=== TEXT SECTION ===
++++++++++++++++++++
Former President Donald Trump closed out the annual Conservative Political Action Conference, or CPAC, last night with a 90-minute speech that wound through a litany of his often-repeated grievances and ended on a target popular with others of his political leanings right now - the so-called woke.


DONALD TRUMP: Change only happens if we plow fearlessly ahead and declare with one voice that the era of woke and weaponized government is over. That is our task. That is our mission, and this is the turning point and the time for that decision.

MARTIN: For years, CPAC has been a must stop for Republicans looking to test the waters for a presidential bid or just to shore up their bonafides with the conservative base. But last week's conference was different. Some observers pointed out that it could have been called TPAC rather than CPAC, since many of the speakers were the former president's allies and family members. Some presumptive Republican presidential contenders didn't show up to make their case at the conference at all.
++++++++++++++++++++
=== DATA SHOWN ===
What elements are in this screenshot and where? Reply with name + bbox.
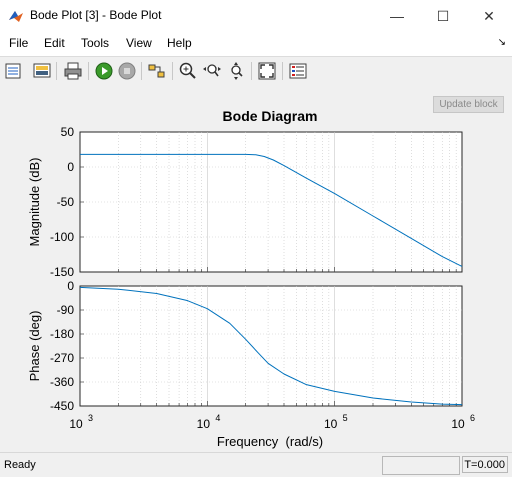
++++++++++++++++++++
=== DIRECTIVES ===
1. Answer these from the text about the CPAC conference:
(a) How long did Trump's closing speech last?
(b) What alternative name did some observers say the conference could have had?
(c) What did Trump say should be declared over?
2. Write out the portion of the text about the CPAC conference starting with "MARTIN: For years, CPAC" and going on through "conference at all.".
The material has no connection to the text about the CPAC conference.

=== WORKED ANSWERS ===
1.
(a) 90 minutes.
(b) TPAC.
(c) The era of woke and weaponized government.

2.
MARTIN: For years, CPAC has been a must stop for Republicans looking to test the waters for a presidential bid or just to shore up their bonafides with the conservative base. But last week's conference was different. Some observers pointed out that it could have been called TPAC rather than CPAC, since many of the speakers were the former president's allies and family members. Some presumptive Republican presidential contenders didn't show up to make their case at the conference at all.